▸ **Stored items**
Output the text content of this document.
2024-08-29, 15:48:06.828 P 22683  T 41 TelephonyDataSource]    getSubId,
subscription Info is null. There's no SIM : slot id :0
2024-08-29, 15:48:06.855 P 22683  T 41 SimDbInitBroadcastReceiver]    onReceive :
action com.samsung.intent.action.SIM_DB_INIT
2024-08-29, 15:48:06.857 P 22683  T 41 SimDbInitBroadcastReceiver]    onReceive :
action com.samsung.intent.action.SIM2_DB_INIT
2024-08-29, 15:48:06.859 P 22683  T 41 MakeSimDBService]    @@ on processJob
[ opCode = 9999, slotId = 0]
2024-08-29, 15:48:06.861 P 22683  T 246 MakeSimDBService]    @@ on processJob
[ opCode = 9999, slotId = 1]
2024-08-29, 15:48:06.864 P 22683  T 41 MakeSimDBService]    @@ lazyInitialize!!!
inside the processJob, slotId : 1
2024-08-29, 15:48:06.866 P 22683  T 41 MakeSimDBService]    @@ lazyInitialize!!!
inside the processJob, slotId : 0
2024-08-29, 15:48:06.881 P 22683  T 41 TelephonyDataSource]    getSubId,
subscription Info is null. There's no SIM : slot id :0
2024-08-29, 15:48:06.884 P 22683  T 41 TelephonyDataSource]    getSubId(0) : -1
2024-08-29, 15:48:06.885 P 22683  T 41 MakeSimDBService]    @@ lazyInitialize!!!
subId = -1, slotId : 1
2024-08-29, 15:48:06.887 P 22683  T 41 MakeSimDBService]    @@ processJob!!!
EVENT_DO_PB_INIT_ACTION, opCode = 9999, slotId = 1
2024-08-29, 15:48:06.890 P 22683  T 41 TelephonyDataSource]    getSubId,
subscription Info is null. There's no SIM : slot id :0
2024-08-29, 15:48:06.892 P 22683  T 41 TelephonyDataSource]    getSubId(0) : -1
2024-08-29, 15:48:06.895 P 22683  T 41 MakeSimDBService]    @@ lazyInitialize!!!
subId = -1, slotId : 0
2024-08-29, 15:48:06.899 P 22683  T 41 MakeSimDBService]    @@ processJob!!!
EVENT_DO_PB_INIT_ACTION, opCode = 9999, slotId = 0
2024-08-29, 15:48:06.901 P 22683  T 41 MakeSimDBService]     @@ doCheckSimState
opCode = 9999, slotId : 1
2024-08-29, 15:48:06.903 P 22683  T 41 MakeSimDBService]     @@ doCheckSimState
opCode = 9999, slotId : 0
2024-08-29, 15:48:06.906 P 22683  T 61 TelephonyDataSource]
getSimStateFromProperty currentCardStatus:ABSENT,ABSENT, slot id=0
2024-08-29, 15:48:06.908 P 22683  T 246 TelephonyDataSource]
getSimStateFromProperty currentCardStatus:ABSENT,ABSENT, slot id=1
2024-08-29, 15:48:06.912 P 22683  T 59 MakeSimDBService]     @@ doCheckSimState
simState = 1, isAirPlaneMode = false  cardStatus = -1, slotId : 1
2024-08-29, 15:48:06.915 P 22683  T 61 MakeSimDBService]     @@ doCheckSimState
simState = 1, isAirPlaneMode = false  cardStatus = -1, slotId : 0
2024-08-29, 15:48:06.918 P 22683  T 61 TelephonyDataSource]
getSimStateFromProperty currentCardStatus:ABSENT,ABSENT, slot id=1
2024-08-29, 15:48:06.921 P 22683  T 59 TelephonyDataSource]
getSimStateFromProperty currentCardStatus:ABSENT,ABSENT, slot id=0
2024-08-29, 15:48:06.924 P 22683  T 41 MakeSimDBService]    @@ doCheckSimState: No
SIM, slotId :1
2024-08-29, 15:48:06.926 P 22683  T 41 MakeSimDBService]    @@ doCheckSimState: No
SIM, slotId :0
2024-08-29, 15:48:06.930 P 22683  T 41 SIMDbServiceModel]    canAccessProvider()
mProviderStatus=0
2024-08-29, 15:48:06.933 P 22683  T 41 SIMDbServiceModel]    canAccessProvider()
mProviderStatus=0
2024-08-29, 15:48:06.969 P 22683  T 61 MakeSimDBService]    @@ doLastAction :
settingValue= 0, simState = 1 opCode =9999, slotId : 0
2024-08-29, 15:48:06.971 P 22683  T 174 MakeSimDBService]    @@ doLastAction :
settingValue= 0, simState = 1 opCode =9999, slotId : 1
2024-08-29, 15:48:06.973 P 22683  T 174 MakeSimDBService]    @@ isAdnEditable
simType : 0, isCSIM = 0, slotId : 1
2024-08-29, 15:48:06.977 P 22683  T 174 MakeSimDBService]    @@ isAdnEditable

▸ **TASK TO CARRY OUT**
Search the data above for the word "inside", then gather each line in which it appears.

▸ **TASK OUTPUT**
inside the processJob, slotId : 1
inside the processJob, slotId : 0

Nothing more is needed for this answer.